### [THE TASK]
Search the records that follow and extract every line containing the string "코스닥시장".

### [RECORDS SHOWN]
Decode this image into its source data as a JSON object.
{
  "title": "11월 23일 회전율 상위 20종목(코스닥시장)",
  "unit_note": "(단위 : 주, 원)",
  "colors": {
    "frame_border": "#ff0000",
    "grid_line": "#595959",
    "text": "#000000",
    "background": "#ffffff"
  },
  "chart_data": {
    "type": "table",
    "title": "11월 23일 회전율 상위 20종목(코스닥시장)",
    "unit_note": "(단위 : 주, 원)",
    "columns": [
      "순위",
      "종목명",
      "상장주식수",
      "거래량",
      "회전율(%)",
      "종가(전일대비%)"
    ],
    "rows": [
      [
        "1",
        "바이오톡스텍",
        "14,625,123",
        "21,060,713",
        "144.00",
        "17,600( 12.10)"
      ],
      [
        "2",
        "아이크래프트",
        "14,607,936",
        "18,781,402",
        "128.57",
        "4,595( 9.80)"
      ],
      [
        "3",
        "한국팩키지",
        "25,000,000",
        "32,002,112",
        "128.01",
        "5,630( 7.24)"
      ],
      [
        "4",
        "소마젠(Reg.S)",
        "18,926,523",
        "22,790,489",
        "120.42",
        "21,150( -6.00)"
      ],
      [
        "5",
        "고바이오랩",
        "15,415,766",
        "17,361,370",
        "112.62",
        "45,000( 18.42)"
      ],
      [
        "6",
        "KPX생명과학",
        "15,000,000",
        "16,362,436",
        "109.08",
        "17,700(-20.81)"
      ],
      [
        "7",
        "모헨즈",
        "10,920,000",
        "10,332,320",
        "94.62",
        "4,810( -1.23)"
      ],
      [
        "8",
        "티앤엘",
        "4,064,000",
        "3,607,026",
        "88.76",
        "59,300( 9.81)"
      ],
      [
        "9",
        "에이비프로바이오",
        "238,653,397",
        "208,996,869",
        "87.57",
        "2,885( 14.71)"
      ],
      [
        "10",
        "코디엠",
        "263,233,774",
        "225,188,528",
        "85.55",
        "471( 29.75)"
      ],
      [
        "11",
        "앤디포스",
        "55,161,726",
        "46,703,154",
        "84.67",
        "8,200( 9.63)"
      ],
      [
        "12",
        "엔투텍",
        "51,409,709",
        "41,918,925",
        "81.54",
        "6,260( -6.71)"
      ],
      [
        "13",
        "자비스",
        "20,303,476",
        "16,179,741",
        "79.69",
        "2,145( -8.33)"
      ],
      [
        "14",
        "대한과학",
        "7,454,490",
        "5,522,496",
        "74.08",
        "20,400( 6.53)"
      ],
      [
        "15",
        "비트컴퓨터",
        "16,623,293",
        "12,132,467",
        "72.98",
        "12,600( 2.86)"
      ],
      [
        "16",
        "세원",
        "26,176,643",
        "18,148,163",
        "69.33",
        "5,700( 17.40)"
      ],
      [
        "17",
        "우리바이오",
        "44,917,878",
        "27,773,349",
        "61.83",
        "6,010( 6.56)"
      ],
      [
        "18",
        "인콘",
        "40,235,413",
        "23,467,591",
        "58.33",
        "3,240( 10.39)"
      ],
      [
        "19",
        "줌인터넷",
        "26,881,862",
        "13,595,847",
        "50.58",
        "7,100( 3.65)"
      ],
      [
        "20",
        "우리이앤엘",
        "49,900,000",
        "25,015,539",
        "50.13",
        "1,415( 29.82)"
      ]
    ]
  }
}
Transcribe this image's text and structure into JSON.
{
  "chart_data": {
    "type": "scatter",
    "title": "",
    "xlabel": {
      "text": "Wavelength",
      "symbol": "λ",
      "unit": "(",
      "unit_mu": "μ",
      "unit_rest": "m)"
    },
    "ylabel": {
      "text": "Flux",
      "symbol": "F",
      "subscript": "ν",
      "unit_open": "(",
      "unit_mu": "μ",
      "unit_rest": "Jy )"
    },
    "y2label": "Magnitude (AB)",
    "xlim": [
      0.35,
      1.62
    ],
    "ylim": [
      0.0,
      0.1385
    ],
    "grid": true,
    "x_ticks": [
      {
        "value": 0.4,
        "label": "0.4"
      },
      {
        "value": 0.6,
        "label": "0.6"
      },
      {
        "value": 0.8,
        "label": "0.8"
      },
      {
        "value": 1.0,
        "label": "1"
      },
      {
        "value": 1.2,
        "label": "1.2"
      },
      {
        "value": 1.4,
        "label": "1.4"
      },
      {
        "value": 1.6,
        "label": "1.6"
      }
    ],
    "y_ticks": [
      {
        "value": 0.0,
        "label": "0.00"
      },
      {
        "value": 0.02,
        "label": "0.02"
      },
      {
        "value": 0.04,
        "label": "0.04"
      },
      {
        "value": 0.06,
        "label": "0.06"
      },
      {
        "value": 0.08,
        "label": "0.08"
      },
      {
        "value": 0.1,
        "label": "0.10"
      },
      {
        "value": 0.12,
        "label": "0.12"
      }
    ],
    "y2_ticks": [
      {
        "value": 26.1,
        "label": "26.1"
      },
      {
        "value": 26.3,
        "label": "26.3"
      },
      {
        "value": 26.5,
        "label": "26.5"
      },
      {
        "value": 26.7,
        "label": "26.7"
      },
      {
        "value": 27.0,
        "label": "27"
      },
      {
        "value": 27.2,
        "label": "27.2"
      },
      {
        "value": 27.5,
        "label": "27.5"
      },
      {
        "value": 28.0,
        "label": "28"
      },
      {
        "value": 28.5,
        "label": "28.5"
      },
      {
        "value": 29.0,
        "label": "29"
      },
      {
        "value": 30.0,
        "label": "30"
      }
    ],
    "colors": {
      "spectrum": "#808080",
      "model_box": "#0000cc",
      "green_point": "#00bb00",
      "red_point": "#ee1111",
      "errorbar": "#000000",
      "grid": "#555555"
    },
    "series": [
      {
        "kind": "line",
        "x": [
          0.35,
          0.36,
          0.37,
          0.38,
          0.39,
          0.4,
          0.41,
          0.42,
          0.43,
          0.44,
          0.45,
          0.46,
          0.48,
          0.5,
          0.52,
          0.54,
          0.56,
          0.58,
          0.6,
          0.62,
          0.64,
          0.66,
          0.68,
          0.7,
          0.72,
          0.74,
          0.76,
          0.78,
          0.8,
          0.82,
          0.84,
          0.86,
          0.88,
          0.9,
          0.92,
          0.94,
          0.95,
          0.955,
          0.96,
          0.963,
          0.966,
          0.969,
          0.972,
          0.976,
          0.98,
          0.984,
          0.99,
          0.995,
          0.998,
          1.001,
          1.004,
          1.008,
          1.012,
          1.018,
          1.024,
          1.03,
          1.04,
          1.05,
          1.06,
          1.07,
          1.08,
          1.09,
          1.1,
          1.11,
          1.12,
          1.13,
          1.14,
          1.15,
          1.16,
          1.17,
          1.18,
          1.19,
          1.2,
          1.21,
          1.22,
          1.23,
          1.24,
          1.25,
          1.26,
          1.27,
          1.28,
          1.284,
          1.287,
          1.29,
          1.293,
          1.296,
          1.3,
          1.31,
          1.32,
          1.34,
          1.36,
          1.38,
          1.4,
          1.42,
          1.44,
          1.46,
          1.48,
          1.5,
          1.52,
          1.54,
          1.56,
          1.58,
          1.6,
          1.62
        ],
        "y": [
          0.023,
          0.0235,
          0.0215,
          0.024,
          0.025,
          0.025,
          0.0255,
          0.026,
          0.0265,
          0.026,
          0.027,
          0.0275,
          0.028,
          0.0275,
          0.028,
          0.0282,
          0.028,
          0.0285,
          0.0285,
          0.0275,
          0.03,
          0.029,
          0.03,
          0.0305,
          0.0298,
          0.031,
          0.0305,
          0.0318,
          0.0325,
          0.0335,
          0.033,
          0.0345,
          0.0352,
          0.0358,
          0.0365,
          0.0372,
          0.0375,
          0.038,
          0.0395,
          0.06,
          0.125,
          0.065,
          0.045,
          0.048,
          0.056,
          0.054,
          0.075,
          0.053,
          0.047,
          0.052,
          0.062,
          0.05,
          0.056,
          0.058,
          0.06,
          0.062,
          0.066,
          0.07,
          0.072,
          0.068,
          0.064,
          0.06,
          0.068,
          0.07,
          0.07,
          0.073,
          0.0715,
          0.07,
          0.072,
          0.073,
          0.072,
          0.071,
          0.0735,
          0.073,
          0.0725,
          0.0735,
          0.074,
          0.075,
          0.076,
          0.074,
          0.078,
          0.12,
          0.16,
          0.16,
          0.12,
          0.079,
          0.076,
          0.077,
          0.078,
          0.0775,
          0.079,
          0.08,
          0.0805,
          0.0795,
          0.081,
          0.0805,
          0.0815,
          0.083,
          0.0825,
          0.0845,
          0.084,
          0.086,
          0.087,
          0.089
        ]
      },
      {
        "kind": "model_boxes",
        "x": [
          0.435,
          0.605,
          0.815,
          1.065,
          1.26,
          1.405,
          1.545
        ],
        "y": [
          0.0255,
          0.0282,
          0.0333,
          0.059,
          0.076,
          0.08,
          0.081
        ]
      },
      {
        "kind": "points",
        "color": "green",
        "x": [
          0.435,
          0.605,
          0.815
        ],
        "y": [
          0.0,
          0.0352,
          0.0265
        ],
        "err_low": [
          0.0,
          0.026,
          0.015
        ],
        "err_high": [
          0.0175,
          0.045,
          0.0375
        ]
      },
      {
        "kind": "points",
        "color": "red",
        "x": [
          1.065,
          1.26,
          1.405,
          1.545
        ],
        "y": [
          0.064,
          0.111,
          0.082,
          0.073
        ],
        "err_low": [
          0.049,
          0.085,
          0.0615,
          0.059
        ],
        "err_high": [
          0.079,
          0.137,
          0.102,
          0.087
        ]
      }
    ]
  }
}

### [SOLUTION FOR THIS PROBLEM]
  "title": "11월 23일 회전율 상위 20종목(코스닥시장)",
    "title": "11월 23일 회전율 상위 20종목(코스닥시장)",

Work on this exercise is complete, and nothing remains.